(Stored records)
== Segment start ==
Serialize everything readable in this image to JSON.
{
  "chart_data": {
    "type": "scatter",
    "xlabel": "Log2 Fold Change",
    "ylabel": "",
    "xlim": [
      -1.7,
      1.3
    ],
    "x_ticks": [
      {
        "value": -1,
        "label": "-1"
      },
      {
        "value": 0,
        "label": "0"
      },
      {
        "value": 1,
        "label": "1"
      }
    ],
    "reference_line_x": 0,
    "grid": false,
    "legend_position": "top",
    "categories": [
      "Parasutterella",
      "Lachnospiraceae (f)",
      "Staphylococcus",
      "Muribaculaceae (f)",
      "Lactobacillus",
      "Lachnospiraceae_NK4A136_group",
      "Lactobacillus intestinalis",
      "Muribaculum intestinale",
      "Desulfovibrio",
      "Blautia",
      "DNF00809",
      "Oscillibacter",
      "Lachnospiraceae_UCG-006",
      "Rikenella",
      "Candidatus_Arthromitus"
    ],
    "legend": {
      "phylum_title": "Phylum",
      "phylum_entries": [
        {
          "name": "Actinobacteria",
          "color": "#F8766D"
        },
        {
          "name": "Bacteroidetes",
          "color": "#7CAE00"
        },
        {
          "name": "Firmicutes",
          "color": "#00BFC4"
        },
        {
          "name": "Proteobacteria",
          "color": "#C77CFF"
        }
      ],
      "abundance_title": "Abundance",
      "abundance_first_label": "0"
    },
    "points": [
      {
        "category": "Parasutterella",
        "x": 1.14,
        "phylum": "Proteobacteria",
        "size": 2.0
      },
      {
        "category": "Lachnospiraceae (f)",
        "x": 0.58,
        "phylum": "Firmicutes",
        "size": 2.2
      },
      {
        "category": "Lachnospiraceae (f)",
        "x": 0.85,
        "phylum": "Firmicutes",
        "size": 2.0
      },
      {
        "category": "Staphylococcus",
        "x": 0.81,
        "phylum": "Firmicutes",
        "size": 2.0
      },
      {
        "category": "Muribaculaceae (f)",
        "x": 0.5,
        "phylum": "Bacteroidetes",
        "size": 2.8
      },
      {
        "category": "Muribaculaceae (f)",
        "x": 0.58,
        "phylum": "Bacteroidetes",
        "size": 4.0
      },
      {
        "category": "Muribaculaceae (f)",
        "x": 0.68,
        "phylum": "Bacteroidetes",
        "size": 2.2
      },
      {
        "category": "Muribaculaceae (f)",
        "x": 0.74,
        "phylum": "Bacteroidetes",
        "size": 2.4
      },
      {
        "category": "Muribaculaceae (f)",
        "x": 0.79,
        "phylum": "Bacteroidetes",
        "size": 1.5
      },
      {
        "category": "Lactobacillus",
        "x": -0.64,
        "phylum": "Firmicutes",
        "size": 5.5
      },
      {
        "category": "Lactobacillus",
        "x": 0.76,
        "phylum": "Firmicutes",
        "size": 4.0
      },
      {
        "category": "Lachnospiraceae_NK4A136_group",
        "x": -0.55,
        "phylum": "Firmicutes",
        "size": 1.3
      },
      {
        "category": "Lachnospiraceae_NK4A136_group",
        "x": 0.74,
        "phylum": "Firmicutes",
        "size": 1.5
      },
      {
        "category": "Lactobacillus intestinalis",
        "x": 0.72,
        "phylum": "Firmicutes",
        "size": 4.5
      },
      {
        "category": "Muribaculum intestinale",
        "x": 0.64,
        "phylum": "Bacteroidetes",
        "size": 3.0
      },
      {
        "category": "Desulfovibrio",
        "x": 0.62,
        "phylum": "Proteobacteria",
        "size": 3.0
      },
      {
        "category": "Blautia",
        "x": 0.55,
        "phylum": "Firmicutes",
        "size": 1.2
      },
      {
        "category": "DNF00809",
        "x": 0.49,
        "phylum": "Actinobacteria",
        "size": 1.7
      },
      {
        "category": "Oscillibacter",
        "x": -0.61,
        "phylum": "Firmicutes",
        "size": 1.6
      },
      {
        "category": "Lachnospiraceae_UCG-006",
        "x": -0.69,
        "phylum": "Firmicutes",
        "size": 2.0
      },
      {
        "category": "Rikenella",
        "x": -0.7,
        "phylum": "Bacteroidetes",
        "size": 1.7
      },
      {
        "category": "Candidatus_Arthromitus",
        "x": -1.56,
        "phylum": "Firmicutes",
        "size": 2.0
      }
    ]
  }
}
== Segment end ==
(THE PROBLEM):
Each line above that contains "Staphylococcus" must be copied out.

(RESPONSE TO THIS TASK):
      "Staphylococcus",
        "category": "Staphylococcus",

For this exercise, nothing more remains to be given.